>> Start
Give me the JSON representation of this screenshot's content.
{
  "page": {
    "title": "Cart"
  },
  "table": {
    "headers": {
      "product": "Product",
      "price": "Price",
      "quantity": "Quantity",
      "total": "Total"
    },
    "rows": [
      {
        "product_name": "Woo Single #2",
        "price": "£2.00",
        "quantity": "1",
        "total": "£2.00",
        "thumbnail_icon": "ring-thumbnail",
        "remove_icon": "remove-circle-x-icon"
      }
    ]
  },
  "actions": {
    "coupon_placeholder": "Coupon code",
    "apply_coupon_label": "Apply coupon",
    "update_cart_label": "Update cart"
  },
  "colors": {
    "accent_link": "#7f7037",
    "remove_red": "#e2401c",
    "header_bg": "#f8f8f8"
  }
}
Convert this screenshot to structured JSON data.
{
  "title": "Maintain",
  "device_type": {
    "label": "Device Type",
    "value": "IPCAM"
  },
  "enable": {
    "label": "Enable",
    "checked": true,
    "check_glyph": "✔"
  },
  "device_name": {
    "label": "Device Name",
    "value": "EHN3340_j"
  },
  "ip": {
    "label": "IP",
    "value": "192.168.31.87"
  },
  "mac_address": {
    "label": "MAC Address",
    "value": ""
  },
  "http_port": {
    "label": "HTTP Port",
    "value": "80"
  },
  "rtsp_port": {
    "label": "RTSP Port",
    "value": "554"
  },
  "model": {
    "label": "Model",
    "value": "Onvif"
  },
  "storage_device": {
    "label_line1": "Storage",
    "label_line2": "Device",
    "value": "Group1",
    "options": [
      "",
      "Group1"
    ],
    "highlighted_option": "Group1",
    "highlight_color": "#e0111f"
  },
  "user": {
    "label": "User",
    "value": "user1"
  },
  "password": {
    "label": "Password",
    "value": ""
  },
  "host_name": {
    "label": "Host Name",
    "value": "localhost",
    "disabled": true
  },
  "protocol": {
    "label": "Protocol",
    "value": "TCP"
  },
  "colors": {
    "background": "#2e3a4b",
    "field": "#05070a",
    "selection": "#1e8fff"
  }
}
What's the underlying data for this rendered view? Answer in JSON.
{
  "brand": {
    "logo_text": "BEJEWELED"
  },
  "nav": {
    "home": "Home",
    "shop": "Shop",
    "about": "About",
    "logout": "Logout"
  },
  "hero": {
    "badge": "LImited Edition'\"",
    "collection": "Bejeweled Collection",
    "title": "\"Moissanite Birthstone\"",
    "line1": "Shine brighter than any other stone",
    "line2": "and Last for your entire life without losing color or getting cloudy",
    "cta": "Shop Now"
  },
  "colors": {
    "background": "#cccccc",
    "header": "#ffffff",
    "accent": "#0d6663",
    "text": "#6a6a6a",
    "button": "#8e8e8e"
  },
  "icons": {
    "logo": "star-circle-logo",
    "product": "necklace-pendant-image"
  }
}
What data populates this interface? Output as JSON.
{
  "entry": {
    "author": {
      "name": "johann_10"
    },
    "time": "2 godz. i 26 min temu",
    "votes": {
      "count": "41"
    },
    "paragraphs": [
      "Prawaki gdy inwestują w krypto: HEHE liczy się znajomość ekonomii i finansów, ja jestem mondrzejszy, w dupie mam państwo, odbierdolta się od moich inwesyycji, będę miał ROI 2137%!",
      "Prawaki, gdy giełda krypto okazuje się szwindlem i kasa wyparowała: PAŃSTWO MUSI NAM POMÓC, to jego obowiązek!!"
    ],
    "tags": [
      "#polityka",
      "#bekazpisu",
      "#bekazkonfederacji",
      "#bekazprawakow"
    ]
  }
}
>> End
◆ **Exercise aim**
Your task is to list each line of the records with the word "background".

◆ **Output of the exercise**
    "background": "#2e3a4b",
    "background": "#cccccc",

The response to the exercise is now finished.